Aim » Please print the full listing exactly.

Entries taken from a collection:
• • • •
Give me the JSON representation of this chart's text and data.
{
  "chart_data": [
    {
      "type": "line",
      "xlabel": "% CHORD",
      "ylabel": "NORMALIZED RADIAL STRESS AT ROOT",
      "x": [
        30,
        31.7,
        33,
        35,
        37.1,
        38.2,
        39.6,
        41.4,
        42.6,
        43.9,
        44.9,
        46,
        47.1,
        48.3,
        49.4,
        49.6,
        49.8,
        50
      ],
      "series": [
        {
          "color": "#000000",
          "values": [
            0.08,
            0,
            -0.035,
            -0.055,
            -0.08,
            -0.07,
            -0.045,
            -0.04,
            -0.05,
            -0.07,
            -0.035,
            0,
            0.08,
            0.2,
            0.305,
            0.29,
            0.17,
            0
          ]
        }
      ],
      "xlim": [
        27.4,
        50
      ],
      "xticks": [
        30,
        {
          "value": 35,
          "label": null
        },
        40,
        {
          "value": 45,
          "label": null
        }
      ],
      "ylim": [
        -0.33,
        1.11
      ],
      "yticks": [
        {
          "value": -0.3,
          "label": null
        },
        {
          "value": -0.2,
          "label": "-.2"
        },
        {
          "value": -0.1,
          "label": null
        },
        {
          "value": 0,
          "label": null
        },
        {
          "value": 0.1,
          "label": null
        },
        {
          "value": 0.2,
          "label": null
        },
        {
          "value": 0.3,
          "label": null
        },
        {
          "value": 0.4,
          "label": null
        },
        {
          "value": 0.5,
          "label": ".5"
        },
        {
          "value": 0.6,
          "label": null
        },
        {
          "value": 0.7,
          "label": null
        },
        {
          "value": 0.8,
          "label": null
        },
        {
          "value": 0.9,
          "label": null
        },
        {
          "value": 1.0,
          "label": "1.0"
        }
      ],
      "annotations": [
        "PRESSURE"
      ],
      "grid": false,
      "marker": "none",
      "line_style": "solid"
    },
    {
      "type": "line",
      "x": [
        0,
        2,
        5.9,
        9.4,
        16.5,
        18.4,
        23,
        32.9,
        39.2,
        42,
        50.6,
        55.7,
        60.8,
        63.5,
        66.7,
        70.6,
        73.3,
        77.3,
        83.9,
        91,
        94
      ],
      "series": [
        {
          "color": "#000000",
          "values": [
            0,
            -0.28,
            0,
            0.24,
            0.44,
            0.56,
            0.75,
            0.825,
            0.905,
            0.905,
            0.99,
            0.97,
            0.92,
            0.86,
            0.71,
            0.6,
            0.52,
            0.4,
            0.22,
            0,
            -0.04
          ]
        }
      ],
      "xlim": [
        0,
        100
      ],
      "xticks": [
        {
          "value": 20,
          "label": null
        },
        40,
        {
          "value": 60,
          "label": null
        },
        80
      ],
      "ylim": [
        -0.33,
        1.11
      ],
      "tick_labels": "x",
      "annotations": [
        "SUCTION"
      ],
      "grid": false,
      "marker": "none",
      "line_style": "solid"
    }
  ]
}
• • • •
Answer for the task »
Give me the JSON representation of this chart's text and data.
{
  "chart_data": [
    {
      "type": "line",
      "xlabel": "% CHORD",
      "ylabel": "NORMALIZED RADIAL STRESS AT ROOT",
      "x": [
        30,
        31.7,
        33,
        35,
        37.1,
        38.2,
        39.6,
        41.4,
        42.6,
        43.9,
        44.9,
        46,
        47.1,
        48.3,
        49.4,
        49.6,
        49.8,
        50
      ],
      "series": [
        {
          "color": "#000000",
          "values": [
            0.08,
            0,
            -0.035,
            -0.055,
            -0.08,
            -0.07,
            -0.045,
            -0.04,
            -0.05,
            -0.07,
            -0.035,
            0,
            0.08,
            0.2,
            0.305,
            0.29,
            0.17,
            0
          ]
        }
      ],
      "xlim": [
        27.4,
        50
      ],
      "xticks": [
        30,
        {
          "value": 35,
          "label": null
        },
        40,
        {
          "value": 45,
          "label": null
        }
      ],
      "ylim": [
        -0.33,
        1.11
      ],
      "yticks": [
        {
          "value": -0.3,
          "label": null
        },
        {
          "value": -0.2,
          "label": "-.2"
        },
        {
          "value": -0.1,
          "label": null
        },
        {
          "value": 0,
          "label": null
        },
        {
          "value": 0.1,
          "label": null
        },
        {
          "value": 0.2,
          "label": null
        },
        {
          "value": 0.3,
          "label": null
        },
        {
          "value": 0.4,
          "label": null
        },
        {
          "value": 0.5,
          "label": ".5"
        },
        {
          "value": 0.6,
          "label": null
        },
        {
          "value": 0.7,
          "label": null
        },
        {
          "value": 0.8,
          "label": null
        },
        {
          "value": 0.9,
          "label": null
        },
        {
          "value": 1.0,
          "label": "1.0"
        }
      ],
      "annotations": [
        "PRESSURE"
      ],
      "grid": false,
      "marker": "none",
      "line_style": "solid"
    },
    {
      "type": "line",
      "x": [
        0,
        2,
        5.9,
        9.4,
        16.5,
        18.4,
        23,
        32.9,
        39.2,
        42,
        50.6,
        55.7,
        60.8,
        63.5,
        66.7,
        70.6,
        73.3,
        77.3,
        83.9,
        91,
        94
      ],
      "series": [
        {
          "color": "#000000",
          "values": [
            0,
            -0.28,
            0,
            0.24,
            0.44,
            0.56,
            0.75,
            0.825,
            0.905,
            0.905,
            0.99,
            0.97,
            0.92,
            0.86,
            0.71,
            0.6,
            0.52,
            0.4,
            0.22,
            0,
            -0.04
          ]
        }
      ],
      "xlim": [
        0,
        100
      ],
      "xticks": [
        {
          "value": 20,
          "label": null
        },
        40,
        {
          "value": 60,
          "label": null
        },
        80
      ],
      "ylim": [
        -0.33,
        1.11
      ],
      "tick_labels": "x",
      "annotations": [
        "SUCTION"
      ],
      "grid": false,
      "marker": "none",
      "line_style": "solid"
    }
  ]
}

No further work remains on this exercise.